§ Task instructions: Retype every line of the data below without changing a single character.

§ Supplied material:

■ ■ ■ ■ ■ ■ ■

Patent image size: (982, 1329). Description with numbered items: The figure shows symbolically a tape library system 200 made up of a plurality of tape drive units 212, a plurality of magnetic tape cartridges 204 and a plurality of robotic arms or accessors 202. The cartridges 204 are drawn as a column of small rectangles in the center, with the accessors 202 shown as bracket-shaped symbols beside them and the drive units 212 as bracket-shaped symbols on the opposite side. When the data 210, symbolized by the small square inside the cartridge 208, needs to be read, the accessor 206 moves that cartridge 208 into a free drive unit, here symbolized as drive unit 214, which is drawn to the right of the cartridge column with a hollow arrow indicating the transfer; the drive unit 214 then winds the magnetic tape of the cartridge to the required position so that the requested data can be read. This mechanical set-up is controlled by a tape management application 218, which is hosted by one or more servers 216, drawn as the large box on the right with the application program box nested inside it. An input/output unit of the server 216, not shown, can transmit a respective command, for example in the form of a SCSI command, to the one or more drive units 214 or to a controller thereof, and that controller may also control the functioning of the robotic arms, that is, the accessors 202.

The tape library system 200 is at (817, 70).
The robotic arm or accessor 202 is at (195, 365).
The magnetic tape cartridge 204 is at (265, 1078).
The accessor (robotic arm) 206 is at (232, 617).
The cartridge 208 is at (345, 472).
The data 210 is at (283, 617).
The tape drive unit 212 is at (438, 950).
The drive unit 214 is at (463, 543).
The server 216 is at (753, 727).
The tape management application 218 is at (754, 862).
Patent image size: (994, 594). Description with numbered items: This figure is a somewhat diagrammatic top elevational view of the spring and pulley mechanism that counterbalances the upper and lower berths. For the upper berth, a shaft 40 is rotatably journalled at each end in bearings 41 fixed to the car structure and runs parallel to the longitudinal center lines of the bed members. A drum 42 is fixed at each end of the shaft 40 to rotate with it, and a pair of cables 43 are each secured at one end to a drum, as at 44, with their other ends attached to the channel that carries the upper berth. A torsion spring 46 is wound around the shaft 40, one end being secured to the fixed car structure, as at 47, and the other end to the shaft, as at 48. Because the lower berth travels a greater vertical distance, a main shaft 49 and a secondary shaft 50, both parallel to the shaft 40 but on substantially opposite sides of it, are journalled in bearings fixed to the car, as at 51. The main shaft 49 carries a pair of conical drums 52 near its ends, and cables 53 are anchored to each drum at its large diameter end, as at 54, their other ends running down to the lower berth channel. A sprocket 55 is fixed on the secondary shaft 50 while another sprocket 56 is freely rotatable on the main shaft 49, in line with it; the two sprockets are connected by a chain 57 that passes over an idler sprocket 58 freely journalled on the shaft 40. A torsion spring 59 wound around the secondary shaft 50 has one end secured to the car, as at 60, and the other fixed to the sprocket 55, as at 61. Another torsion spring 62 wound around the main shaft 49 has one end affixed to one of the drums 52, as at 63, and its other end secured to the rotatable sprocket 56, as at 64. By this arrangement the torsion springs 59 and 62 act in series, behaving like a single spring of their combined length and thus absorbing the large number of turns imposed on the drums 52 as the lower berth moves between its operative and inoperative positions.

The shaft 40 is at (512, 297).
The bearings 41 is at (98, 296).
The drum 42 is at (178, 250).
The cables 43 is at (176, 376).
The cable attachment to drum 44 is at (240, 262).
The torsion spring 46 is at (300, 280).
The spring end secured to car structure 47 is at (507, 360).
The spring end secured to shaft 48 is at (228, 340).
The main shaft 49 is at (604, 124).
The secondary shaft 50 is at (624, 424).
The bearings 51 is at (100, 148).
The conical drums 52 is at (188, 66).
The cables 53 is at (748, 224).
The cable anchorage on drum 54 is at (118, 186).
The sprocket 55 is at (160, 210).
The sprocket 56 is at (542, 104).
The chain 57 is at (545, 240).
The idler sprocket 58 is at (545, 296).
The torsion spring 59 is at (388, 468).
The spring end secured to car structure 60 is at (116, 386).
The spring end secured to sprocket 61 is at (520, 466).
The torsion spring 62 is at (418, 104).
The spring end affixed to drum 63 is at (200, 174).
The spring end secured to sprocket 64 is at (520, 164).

■ ■ ■ ■ ■ ■ ■

§ Response:
Patent image size: (982, 1329). Description with numbered items: The figure shows symbolically a tape library system 200 made up of a plurality of tape drive units 212, a plurality of magnetic tape cartridges 204 and a plurality of robotic arms or accessors 202. The cartridges 204 are drawn as a column of small rectangles in the center, with the accessors 202 shown as bracket-shaped symbols beside them and the drive units 212 as bracket-shaped symbols on the opposite side. When the data 210, symbolized by the small square inside the cartridge 208, needs to be read, the accessor 206 moves that cartridge 208 into a free drive unit, here symbolized as drive unit 214, which is drawn to the right of the cartridge column with a hollow arrow indicating the transfer; the drive unit 214 then winds the magnetic tape of the cartridge to the required position so that the requested data can be read. This mechanical set-up is controlled by a tape management application 218, which is hosted by one or more servers 216, drawn as the large box on the right with the application program box nested inside it. An input/output unit of the server 216, not shown, can transmit a respective command, for example in the form of a SCSI command, to the one or more drive units 214 or to a controller thereof, and that controller may also control the functioning of the robotic arms, that is, the accessors 202.

The tape library system 200 is at (817, 70).
The robotic arm or accessor 202 is at (195, 365).
The magnetic tape cartridge 204 is at (265, 1078).
The accessor (robotic arm) 206 is at (232, 617).
The cartridge 208 is at (345, 472).
The data 210 is at (283, 617).
The tape drive unit 212 is at (438, 950).
The drive unit 214 is at (463, 543).
The server 216 is at (753, 727).
The tape management application 218 is at (754, 862).
Patent image size: (994, 594). Description with numbered items: This figure is a somewhat diagrammatic top elevational view of the spring and pulley mechanism that counterbalances the upper and lower berths. For the upper berth, a shaft 40 is rotatably journalled at each end in bearings 41 fixed to the car structure and runs parallel to the longitudinal center lines of the bed members. A drum 42 is fixed at each end of the shaft 40 to rotate with it, and a pair of cables 43 are each secured at one end to a drum, as at 44, with their other ends attached to the channel that carries the upper berth. A torsion spring 46 is wound around the shaft 40, one end being secured to the fixed car structure, as at 47, and the other end to the shaft, as at 48. Because the lower berth travels a greater vertical distance, a main shaft 49 and a secondary shaft 50, both parallel to the shaft 40 but on substantially opposite sides of it, are journalled in bearings fixed to the car, as at 51. The main shaft 49 carries a pair of conical drums 52 near its ends, and cables 53 are anchored to each drum at its large diameter end, as at 54, their other ends running down to the lower berth channel. A sprocket 55 is fixed on the secondary shaft 50 while another sprocket 56 is freely rotatable on the main shaft 49, in line with it; the two sprockets are connected by a chain 57 that passes over an idler sprocket 58 freely journalled on the shaft 40. A torsion spring 59 wound around the secondary shaft 50 has one end secured to the car, as at 60, and the other fixed to the sprocket 55, as at 61. Another torsion spring 62 wound around the main shaft 49 has one end affixed to one of the drums 52, as at 63, and its other end secured to the rotatable sprocket 56, as at 64. By this arrangement the torsion springs 59 and 62 act in series, behaving like a single spring of their combined length and thus absorbing the large number of turns imposed on the drums 52 as the lower berth moves between its operative and inoperative positions.

The shaft 40 is at (512, 297).
The bearings 41 is at (98, 296).
The drum 42 is at (178, 250).
The cables 43 is at (176, 376).
The cable attachment to drum 44 is at (240, 262).
The torsion spring 46 is at (300, 280).
The spring end secured to car structure 47 is at (507, 360).
The spring end secured to shaft 48 is at (228, 340).
The main shaft 49 is at (604, 124).
The secondary shaft 50 is at (624, 424).
The bearings 51 is at (100, 148).
The conical drums 52 is at (188, 66).
The cables 53 is at (748, 224).
The cable anchorage on drum 54 is at (118, 186).
The sprocket 55 is at (160, 210).
The sprocket 56 is at (542, 104).
The chain 57 is at (545, 240).
The idler sprocket 58 is at (545, 296).
The torsion spring 59 is at (388, 468).
The spring end secured to car structure 60 is at (116, 386).
The spring end secured to sprocket 61 is at (520, 466).
The torsion spring 62 is at (418, 104).
The spring end affixed to drum 63 is at (200, 174).
The spring end secured to sprocket 64 is at (520, 164).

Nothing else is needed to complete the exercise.